**Problem details:** Go through the data below. Pull out every line that has the word "value".

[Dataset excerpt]
* Begin *

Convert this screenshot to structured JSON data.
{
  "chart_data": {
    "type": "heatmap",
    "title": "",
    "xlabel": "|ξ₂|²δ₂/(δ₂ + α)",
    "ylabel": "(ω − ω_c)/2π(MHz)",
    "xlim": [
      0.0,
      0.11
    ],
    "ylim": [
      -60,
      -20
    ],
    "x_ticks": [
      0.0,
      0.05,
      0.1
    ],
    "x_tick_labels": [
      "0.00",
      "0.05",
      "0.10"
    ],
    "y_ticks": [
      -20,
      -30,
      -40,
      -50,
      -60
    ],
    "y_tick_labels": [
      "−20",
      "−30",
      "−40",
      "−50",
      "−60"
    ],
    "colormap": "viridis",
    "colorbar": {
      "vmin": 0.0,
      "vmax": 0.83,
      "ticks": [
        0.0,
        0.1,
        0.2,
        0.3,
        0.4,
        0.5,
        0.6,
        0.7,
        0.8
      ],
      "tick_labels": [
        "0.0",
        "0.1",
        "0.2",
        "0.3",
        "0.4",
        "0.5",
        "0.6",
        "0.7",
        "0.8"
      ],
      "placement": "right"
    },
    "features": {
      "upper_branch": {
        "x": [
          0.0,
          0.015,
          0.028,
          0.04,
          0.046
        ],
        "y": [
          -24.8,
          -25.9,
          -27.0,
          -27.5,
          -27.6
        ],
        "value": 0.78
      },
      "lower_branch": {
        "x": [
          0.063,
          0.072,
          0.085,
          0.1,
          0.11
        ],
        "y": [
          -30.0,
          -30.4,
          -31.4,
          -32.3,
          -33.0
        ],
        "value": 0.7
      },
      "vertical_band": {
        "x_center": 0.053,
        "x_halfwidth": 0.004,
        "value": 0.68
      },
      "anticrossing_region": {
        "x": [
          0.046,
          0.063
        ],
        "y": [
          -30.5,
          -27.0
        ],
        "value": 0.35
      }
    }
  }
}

* End *

**Exercise result:**
        "value": 0.78
        "value": 0.7
        "value": 0.68
        "value": 0.35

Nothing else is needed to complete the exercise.